For each line that holds "below", copy the line out.

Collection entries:
>> START

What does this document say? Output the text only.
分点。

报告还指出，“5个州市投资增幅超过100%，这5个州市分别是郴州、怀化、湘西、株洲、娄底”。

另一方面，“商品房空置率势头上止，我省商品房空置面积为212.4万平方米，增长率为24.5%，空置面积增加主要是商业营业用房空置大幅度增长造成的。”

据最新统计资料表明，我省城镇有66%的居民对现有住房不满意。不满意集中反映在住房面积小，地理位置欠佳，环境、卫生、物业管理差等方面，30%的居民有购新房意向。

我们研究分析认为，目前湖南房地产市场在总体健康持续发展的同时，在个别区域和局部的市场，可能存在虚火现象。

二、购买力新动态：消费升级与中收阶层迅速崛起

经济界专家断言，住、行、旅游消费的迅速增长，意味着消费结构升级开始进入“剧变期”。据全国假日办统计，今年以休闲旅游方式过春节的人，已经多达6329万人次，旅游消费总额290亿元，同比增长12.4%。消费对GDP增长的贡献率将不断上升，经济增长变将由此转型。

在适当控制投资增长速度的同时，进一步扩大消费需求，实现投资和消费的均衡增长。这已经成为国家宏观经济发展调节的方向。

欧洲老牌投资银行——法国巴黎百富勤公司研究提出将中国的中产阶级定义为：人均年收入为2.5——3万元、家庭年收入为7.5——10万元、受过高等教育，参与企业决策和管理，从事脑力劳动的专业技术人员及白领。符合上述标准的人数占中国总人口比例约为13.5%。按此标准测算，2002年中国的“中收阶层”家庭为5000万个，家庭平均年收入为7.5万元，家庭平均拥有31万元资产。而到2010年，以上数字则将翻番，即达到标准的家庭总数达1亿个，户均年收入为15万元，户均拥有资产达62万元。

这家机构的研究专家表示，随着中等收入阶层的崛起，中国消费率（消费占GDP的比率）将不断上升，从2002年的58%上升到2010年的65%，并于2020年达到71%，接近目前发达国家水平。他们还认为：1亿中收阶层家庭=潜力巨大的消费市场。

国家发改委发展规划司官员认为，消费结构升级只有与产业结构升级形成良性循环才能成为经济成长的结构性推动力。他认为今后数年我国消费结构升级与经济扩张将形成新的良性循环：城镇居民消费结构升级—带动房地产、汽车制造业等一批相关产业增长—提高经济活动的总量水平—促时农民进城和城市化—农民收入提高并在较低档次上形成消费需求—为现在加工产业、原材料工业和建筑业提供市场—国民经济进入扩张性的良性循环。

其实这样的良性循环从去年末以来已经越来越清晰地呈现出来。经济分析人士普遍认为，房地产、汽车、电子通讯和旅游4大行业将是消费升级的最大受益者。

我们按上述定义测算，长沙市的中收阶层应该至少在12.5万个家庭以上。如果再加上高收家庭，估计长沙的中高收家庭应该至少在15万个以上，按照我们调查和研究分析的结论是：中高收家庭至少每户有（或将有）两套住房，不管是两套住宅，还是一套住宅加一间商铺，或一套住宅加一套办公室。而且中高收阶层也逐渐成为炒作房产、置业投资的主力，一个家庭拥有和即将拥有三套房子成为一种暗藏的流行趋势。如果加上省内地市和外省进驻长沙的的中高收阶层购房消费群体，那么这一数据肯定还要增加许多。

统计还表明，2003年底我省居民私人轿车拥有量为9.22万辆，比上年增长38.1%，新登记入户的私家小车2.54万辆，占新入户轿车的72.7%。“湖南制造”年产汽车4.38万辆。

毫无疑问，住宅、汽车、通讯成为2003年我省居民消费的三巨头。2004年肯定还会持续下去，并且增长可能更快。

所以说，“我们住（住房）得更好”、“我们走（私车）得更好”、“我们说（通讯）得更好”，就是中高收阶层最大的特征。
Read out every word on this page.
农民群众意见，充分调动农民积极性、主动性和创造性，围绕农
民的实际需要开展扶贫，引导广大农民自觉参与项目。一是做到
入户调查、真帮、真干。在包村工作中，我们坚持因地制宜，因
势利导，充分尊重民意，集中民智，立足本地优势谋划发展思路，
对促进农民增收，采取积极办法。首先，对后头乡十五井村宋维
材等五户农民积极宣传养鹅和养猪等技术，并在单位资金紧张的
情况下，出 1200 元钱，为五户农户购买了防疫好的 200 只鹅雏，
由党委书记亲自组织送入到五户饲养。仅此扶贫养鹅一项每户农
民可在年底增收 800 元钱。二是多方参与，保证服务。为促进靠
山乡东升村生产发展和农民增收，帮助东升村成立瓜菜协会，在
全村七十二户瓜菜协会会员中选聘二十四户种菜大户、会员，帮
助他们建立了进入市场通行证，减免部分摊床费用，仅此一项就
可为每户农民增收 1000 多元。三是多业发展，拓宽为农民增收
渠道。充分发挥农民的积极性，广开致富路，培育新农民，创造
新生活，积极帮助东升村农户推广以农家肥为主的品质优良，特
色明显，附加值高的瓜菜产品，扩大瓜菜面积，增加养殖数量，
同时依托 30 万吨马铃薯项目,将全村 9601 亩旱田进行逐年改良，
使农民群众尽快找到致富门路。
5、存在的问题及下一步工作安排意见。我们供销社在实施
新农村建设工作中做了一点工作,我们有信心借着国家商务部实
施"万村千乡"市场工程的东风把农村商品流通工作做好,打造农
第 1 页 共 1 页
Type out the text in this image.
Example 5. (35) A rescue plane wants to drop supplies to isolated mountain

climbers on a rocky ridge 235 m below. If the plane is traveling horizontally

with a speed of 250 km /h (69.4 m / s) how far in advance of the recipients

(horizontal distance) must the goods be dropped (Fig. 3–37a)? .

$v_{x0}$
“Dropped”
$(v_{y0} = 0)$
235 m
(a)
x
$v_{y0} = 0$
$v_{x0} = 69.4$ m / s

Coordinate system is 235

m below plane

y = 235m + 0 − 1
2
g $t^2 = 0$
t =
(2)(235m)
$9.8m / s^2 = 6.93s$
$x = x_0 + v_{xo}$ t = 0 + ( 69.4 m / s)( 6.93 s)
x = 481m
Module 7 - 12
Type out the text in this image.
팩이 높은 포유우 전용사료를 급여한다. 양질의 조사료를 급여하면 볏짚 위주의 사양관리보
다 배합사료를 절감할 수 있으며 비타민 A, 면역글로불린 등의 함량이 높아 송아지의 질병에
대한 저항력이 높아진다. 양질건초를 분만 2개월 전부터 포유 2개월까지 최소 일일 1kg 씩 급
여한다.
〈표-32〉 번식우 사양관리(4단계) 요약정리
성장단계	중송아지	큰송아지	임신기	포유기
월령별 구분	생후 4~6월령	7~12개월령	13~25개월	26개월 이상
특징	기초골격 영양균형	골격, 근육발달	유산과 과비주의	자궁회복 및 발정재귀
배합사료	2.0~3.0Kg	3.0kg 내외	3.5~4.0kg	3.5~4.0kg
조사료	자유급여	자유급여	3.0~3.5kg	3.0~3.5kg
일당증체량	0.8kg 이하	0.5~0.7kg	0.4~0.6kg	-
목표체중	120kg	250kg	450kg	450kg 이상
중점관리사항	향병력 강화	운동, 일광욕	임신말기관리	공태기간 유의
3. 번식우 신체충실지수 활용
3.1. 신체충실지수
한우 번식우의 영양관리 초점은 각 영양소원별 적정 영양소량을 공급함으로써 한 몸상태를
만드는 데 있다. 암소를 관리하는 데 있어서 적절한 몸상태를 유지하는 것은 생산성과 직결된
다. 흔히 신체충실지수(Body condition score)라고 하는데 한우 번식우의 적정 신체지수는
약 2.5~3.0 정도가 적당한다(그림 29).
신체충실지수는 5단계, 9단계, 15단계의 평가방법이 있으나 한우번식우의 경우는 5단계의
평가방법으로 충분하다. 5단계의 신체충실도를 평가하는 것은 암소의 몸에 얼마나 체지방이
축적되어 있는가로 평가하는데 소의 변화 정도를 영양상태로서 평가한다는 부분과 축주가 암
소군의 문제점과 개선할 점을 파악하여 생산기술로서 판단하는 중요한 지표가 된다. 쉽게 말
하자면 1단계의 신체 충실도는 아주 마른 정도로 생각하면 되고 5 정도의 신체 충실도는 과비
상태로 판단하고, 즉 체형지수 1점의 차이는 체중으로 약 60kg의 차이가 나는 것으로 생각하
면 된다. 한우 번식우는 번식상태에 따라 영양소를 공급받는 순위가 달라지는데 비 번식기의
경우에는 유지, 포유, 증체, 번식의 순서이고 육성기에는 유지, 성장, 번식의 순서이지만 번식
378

>> END

**SOLVED EXERCISE**.
climbers on a rocky ridge 235 m below. If the plane is traveling horizontally
m below plane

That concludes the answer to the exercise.